Dataset entries:
◆ ◆ ◆ ◆ ◆
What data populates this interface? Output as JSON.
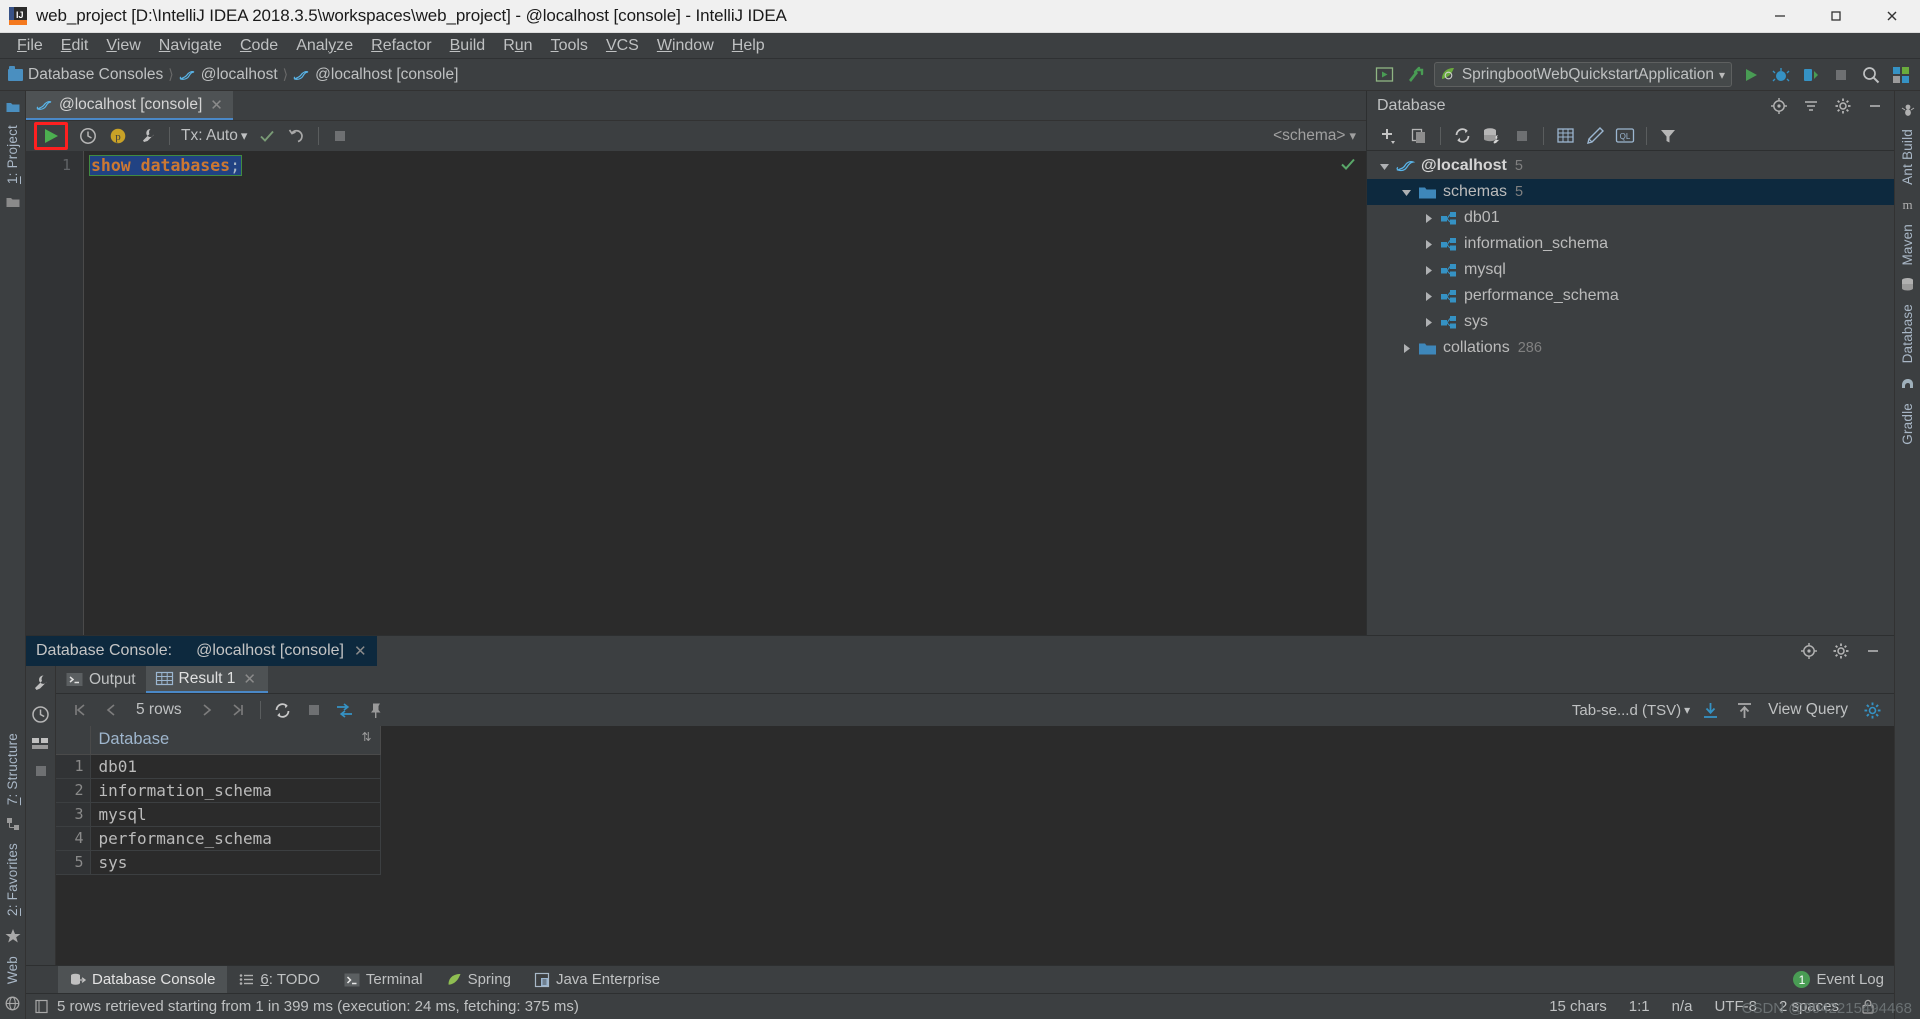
{
  "window": {
    "title": "web_project [D:\\IntelliJ IDEA 2018.3.5\\workspaces\\web_project] - @localhost [console] - IntelliJ IDEA",
    "app_icon": "intellij-idea-icon",
    "minimize_glyph": "—",
    "maximize_glyph": "❐",
    "close_glyph": "✕"
  },
  "menubar": {
    "items": [
      {
        "label": "File",
        "mnemonic": "F"
      },
      {
        "label": "Edit",
        "mnemonic": "E"
      },
      {
        "label": "View",
        "mnemonic": "V"
      },
      {
        "label": "Navigate",
        "mnemonic": "N"
      },
      {
        "label": "Code",
        "mnemonic": "C"
      },
      {
        "label": "Analyze",
        "mnemonic": "y"
      },
      {
        "label": "Refactor",
        "mnemonic": "R"
      },
      {
        "label": "Build",
        "mnemonic": "B"
      },
      {
        "label": "Run",
        "mnemonic": "u"
      },
      {
        "label": "Tools",
        "mnemonic": "T"
      },
      {
        "label": "VCS",
        "mnemonic": "V"
      },
      {
        "label": "Window",
        "mnemonic": "W"
      },
      {
        "label": "Help",
        "mnemonic": "H"
      }
    ]
  },
  "navbar": {
    "breadcrumb": [
      {
        "label": "Database Consoles",
        "icon": "folder-icon"
      },
      {
        "label": "@localhost",
        "icon": "mysql-dolphin-icon"
      },
      {
        "label": "@localhost [console]",
        "icon": "mysql-dolphin-icon"
      }
    ],
    "separator": "〉",
    "run_config": {
      "label": "SpringbootWebQuickstartApplication",
      "icon": "spring-boot-icon",
      "chevron": "▾"
    },
    "buttons": [
      {
        "name": "select-run-configuration-icon"
      },
      {
        "name": "build-hammer-icon"
      },
      {
        "name": "run-icon"
      },
      {
        "name": "debug-icon"
      },
      {
        "name": "run-with-coverage-icon"
      },
      {
        "name": "stop-icon"
      },
      {
        "name": "search-everywhere-icon"
      },
      {
        "name": "settings-icon"
      }
    ]
  },
  "left_strip": {
    "items": [
      {
        "label": "1: Project",
        "mnemonic": "1"
      },
      {
        "label": "7: Structure",
        "mnemonic": "7"
      },
      {
        "label": "2: Favorites",
        "mnemonic": "2"
      },
      {
        "label": "Web"
      }
    ],
    "icons": [
      "folder-icon",
      "structure-icon",
      "star-icon",
      "web-globe-icon"
    ]
  },
  "right_strip": {
    "items": [
      {
        "label": "Ant Build",
        "icon": "ant-icon"
      },
      {
        "label": "Maven",
        "icon": "maven-m-icon"
      },
      {
        "label": "Database",
        "icon": "database-icon"
      },
      {
        "label": "Gradle",
        "icon": "gradle-elephant-icon"
      }
    ]
  },
  "editor": {
    "tab": {
      "label": "@localhost [console]",
      "icon": "mysql-dolphin-icon",
      "close": "✕"
    },
    "toolbar": {
      "run_button": {
        "name": "execute-statement-button",
        "highlighted": true,
        "highlight_color": "#ff2020"
      },
      "buttons": [
        {
          "name": "execution-history-icon"
        },
        {
          "name": "parameters-icon",
          "label": "p"
        },
        {
          "name": "data-source-properties-icon"
        },
        {
          "name": "commit-icon"
        },
        {
          "name": "rollback-icon"
        },
        {
          "name": "stop-icon"
        }
      ],
      "tx_label": "Tx: Auto",
      "tx_chevron": "⌄",
      "schema_label": "<schema>",
      "schema_chevron": "⌄"
    },
    "gutter_lines": [
      "1"
    ],
    "sql": {
      "keyword": "show databases",
      "terminator": ";",
      "full_text": "show databases;",
      "selected": true,
      "selection_bg": "#214283",
      "selection_border": "#418b41"
    },
    "inspection_status": "ok-check-icon"
  },
  "database_panel": {
    "title": "Database",
    "header_buttons": [
      {
        "name": "locate-in-tree-icon"
      },
      {
        "name": "collapse-all-icon"
      },
      {
        "name": "settings-gear-icon"
      },
      {
        "name": "hide-panel-icon"
      }
    ],
    "toolbar_buttons": [
      {
        "name": "add-datasource-icon"
      },
      {
        "name": "duplicate-icon"
      },
      {
        "name": "synchronize-icon"
      },
      {
        "name": "datasource-properties-icon"
      },
      {
        "name": "stop-icon"
      },
      {
        "name": "jump-to-console-icon"
      },
      {
        "name": "modify-icon"
      },
      {
        "name": "ql-icon"
      },
      {
        "name": "filter-icon"
      }
    ],
    "tree": [
      {
        "label": "@localhost",
        "count": "5",
        "icon": "mysql-dolphin-icon",
        "depth": 0,
        "expanded": true,
        "bold": true,
        "selected": false
      },
      {
        "label": "schemas",
        "count": "5",
        "icon": "folder-icon",
        "depth": 1,
        "expanded": true,
        "bold": false,
        "selected": true
      },
      {
        "label": "db01",
        "count": "",
        "icon": "schema-icon",
        "depth": 2,
        "expanded": false,
        "bold": false,
        "selected": false
      },
      {
        "label": "information_schema",
        "count": "",
        "icon": "schema-icon",
        "depth": 2,
        "expanded": false,
        "bold": false,
        "selected": false
      },
      {
        "label": "mysql",
        "count": "",
        "icon": "schema-icon",
        "depth": 2,
        "expanded": false,
        "bold": false,
        "selected": false
      },
      {
        "label": "performance_schema",
        "count": "",
        "icon": "schema-icon",
        "depth": 2,
        "expanded": false,
        "bold": false,
        "selected": false
      },
      {
        "label": "sys",
        "count": "",
        "icon": "schema-icon",
        "depth": 2,
        "expanded": false,
        "bold": false,
        "selected": false
      },
      {
        "label": "collations",
        "count": "286",
        "icon": "folder-icon",
        "depth": 1,
        "expanded": false,
        "bold": false,
        "selected": false
      }
    ]
  },
  "console_panel": {
    "title": "Database Console:",
    "session_tab": {
      "label": "@localhost [console]",
      "close": "✕"
    },
    "header_buttons": [
      {
        "name": "locate-in-tree-icon"
      },
      {
        "name": "settings-gear-icon"
      },
      {
        "name": "hide-panel-icon"
      }
    ],
    "side_icons": [
      {
        "name": "wrench-icon"
      },
      {
        "name": "history-clock-icon"
      },
      {
        "name": "table-icon"
      },
      {
        "name": "stop-square-icon"
      }
    ],
    "tabs": [
      {
        "label": "Output",
        "icon": "console-output-icon",
        "active": false,
        "closable": false
      },
      {
        "label": "Result 1",
        "icon": "table-grid-icon",
        "active": true,
        "closable": true,
        "close": "✕"
      }
    ],
    "grid_toolbar": {
      "first_page": "⏮",
      "prev_page": "‹",
      "rows_label": "5 rows",
      "next_page": "›",
      "last_page": "⏭",
      "reload_icon": "reload-page-icon",
      "cancel_icon": "stop-square-icon",
      "transpose_icon": "compare-icon",
      "pin_icon": "pin-tab-icon",
      "format_label": "Tab-se...d (TSV)",
      "format_chevron": "⌄",
      "download_icon": "dump-data-icon",
      "upload_icon": "upload-icon",
      "view_query_label": "View Query",
      "settings_icon": "settings-gear-icon"
    },
    "result_grid": {
      "columns": [
        "Database"
      ],
      "sort_glyph": "⇅",
      "rows": [
        {
          "num": "1",
          "values": [
            "db01"
          ]
        },
        {
          "num": "2",
          "values": [
            "information_schema"
          ]
        },
        {
          "num": "3",
          "values": [
            "mysql"
          ]
        },
        {
          "num": "4",
          "values": [
            "performance_schema"
          ]
        },
        {
          "num": "5",
          "values": [
            "sys"
          ]
        }
      ]
    }
  },
  "bottom_tabs": {
    "items": [
      {
        "label": "Database Console",
        "icon": "database-console-icon",
        "active": true,
        "mnemonic": ""
      },
      {
        "label": "6: TODO",
        "icon": "todo-list-icon",
        "active": false,
        "mnemonic": "6"
      },
      {
        "label": "Terminal",
        "icon": "terminal-icon",
        "active": false,
        "mnemonic": ""
      },
      {
        "label": "Spring",
        "icon": "spring-leaf-icon",
        "active": false,
        "mnemonic": ""
      },
      {
        "label": "Java Enterprise",
        "icon": "java-enterprise-icon",
        "active": false,
        "mnemonic": ""
      }
    ],
    "event_log": {
      "label": "Event Log",
      "badge": "1",
      "badge_color": "#499c54"
    }
  },
  "statusbar": {
    "message_icon": "document-icon",
    "message": "5 rows retrieved starting from 1 in 399 ms (execution: 24 ms, fetching: 375 ms)",
    "cells": [
      "15 chars",
      "1:1",
      "n/a",
      "UTF-8",
      "2 spaces"
    ],
    "lock_icon": "lock-icon"
  },
  "watermark": "CSDN @0042215494468",
  "colors": {
    "accent_blue": "#4a88c7",
    "selection_blue": "#0d293e",
    "editor_bg": "#2b2b2b",
    "panel_bg": "#3c3f41",
    "highlight_red": "#ff2020",
    "green_run": "#499c54",
    "schema_icon_blue": "#3592c4",
    "keyword_orange": "#cc7832"
  }
}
◆ ◆ ◆ ◆ ◆
EXERCISE OBJECTIVE: Tally the lines in the listing that hold "title" and report the number alone.

FINISHED TASK: 3